EXCERPT TO READ
On Tue, Mar 22, 2011 at 04:46:59PM -0700, Chad Talbott wrote:
> Would it be a better approach to avoid calling the feature real-time?
> Or perhaps to use another service tree to allow strict preemption (as
> is done at the task level today)?
> 
> I don't like the approach of tuning tiny slices and taking a
> throughput hit all the time - even if there is no latency sensitive
> group on the system.

I would appreciate if you could respond to all the points raised in
previous mail, otherwise I will just end up asking these again. 

- Why your cfq generation number patch is not sufficient? If you got a 
  workload which consumes little bandwidth only once in a while, it 
  would be placed at the beginning of service tree and you should
  experience smaller latencies.

- Why not mark the group RT group and to handle the worst case where
  user does not run away all the bandwidth, use blkio throttle to 
  set the upper limit on bandwidth. 

Coming up with another prio class or service tree just makes things 
even more complicated for this specialized case. In fact notion of
fairness or disk share is only for BE class. So coming up with another
class will not help anyway.

If you come up with another service tree, then comes a big question
how do you decide the fairness between two service trees.

IMHO, this is too special casing for a particular workload and really
will make CFQ even more complex.

EXTRACTED ENTRIES
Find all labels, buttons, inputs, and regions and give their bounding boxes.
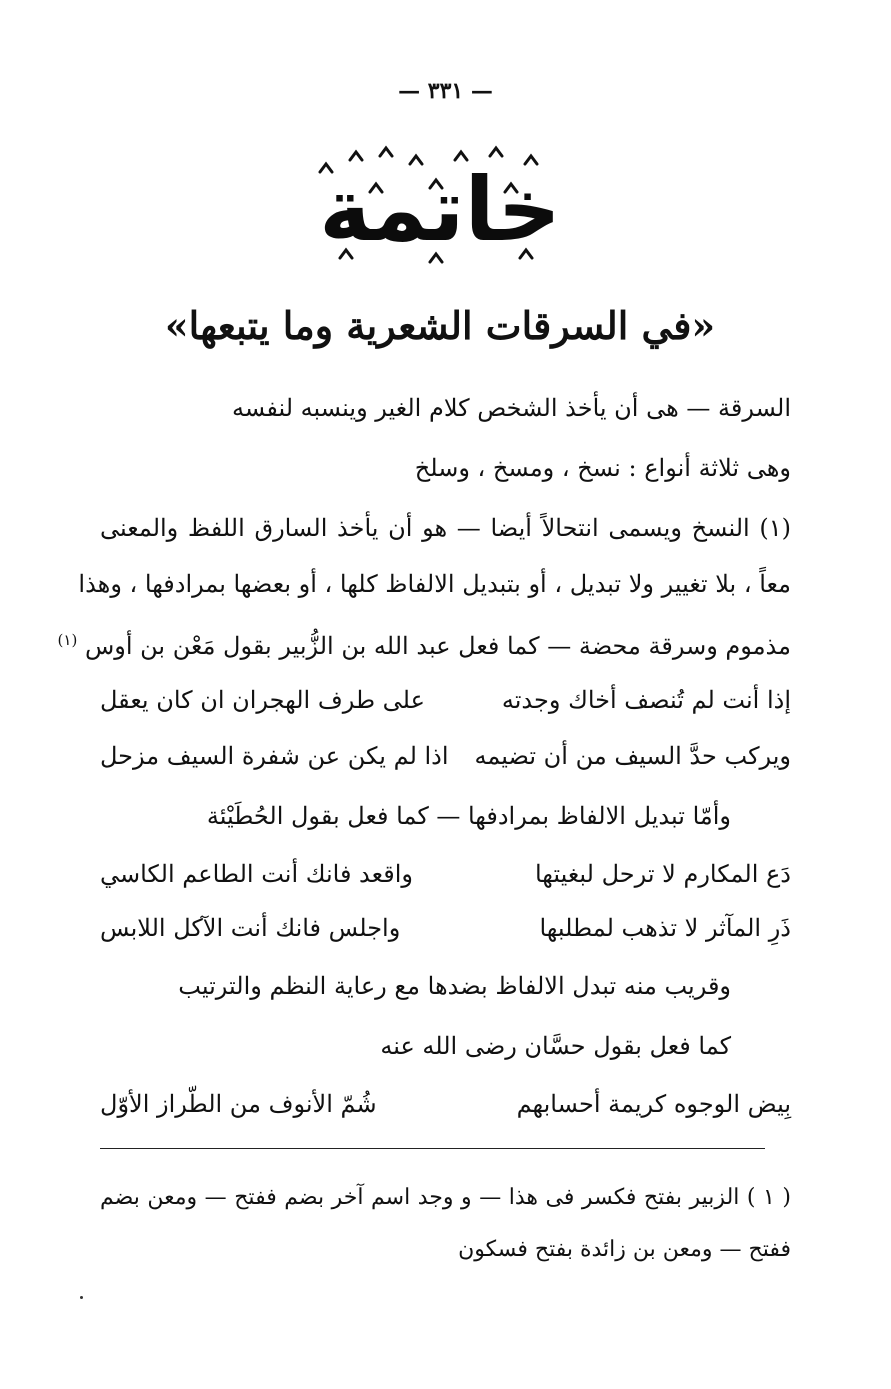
* * *
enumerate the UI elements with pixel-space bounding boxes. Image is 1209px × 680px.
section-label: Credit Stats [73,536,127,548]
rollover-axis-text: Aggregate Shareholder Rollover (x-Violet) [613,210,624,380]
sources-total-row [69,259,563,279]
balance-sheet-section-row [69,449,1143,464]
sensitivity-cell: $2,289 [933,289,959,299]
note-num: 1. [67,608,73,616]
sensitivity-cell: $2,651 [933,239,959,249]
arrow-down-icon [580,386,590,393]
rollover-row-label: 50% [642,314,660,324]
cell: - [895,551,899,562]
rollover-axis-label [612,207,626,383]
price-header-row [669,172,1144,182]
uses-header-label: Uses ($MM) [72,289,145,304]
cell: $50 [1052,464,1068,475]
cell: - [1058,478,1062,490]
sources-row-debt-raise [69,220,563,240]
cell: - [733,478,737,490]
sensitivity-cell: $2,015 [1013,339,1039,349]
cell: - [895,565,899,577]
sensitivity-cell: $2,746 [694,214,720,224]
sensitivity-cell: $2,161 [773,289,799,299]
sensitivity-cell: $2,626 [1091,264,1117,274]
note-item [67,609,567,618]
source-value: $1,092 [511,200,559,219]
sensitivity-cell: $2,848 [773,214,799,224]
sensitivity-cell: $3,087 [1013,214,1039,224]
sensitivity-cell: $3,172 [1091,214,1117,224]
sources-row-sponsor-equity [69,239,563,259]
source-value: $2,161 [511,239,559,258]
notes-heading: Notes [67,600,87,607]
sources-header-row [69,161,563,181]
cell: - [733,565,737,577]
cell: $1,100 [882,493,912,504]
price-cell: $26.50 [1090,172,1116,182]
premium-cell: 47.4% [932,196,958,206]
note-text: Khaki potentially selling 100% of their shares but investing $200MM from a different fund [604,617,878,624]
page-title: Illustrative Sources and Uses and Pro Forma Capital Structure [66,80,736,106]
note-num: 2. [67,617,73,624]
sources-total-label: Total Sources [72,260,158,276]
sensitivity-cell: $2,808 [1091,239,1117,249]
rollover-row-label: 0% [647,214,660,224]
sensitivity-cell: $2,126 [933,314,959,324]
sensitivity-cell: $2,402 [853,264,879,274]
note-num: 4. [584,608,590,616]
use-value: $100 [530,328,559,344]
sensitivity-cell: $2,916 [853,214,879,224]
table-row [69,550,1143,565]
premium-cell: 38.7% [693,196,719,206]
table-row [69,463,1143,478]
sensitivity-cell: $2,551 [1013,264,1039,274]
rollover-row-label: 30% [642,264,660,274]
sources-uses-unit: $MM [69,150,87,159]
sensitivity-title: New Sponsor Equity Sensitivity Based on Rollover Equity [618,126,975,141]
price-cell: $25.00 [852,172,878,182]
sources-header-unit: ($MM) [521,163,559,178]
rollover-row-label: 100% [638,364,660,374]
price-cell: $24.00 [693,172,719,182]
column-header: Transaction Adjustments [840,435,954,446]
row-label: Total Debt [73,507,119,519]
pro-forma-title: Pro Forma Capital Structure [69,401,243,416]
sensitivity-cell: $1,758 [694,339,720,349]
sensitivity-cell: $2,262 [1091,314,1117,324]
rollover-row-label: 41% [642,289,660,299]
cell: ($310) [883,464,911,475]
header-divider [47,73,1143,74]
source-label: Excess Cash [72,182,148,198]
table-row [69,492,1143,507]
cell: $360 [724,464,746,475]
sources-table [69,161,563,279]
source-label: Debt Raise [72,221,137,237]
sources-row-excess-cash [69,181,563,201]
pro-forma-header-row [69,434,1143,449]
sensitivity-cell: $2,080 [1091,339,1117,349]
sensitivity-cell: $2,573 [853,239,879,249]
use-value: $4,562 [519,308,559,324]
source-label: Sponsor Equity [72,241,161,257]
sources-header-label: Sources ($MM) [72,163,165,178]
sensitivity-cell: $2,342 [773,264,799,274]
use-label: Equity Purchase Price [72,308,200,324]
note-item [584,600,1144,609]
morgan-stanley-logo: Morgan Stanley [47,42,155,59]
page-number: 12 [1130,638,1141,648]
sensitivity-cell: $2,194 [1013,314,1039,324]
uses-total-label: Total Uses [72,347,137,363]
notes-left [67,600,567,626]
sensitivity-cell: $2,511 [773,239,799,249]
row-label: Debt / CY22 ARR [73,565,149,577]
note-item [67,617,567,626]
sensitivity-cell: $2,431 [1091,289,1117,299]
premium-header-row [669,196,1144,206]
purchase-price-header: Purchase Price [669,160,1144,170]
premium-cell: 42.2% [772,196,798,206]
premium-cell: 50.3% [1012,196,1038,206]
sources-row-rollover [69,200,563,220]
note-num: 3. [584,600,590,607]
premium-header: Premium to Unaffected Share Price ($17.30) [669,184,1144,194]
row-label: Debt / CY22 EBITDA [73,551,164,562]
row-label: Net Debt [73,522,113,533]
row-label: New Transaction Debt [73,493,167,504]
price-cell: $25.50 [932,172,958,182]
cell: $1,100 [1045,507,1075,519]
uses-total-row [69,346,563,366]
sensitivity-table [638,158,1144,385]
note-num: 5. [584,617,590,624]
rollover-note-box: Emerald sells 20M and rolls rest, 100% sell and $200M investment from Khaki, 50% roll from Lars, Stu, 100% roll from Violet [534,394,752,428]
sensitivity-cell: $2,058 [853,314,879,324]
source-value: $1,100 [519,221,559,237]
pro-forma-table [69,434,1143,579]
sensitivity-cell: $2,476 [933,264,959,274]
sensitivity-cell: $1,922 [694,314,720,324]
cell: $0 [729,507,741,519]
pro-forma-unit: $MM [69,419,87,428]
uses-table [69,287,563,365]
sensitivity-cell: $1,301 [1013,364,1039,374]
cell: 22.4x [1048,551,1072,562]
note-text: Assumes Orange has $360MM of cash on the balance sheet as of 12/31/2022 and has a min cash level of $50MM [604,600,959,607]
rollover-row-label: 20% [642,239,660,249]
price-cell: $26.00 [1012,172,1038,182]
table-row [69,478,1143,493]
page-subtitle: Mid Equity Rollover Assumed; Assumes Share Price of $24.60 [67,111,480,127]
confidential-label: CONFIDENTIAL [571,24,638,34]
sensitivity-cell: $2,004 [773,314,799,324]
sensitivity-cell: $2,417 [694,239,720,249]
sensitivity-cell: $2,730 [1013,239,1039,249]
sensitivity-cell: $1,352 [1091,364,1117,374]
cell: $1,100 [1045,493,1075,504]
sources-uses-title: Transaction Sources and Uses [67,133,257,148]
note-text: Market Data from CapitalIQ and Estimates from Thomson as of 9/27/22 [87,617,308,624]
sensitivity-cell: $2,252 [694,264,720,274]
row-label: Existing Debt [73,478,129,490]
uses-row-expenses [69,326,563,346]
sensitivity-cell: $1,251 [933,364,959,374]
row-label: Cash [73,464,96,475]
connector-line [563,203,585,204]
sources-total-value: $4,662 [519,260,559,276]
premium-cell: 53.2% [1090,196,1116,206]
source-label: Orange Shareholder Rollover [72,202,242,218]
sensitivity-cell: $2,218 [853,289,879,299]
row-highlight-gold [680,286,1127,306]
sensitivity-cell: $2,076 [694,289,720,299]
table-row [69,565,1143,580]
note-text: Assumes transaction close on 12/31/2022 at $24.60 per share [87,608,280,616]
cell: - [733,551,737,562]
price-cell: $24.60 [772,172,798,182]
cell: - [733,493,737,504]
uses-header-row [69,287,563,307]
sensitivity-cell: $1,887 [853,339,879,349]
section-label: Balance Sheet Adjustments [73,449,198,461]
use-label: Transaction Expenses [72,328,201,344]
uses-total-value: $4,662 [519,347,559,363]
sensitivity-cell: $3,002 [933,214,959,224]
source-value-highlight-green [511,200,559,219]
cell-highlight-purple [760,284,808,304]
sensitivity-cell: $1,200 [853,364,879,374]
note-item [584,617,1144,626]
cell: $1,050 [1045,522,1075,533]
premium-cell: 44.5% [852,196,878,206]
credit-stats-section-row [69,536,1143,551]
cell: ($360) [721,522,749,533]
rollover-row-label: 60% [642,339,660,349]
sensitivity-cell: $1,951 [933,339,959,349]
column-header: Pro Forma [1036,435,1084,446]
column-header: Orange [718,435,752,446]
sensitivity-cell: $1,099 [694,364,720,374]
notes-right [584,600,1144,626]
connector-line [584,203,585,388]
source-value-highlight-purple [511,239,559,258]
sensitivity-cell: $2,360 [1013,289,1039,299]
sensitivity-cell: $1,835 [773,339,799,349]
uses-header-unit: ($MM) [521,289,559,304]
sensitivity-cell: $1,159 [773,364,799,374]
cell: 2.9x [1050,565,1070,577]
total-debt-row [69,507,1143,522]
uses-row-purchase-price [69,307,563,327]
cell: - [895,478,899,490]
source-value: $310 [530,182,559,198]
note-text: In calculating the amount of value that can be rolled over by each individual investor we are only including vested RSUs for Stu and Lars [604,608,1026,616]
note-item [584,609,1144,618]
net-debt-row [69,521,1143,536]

TO BE DONE
A) In the CFQ service-tree reply, reproduce the passage starting with "If you come" and going on through "even more complex.", replacing "workload" with "use case".
B) List every sentence in the CFQ service-tree reply that ends with a question mark.

TASK-BY-TASK RESULTS
A)
If you come up with another service tree, then comes a big question
how do you decide the fairness between two service trees.

IMHO, this is too special casing for a particular use case and really
will make CFQ even more complex.

B)
- Would it be a better approach to avoid calling the feature real-time?
- Or perhaps to use another service tree to allow strict preemption (as is done at the task level today)?
- Why your cfq generation number patch is not sufficient?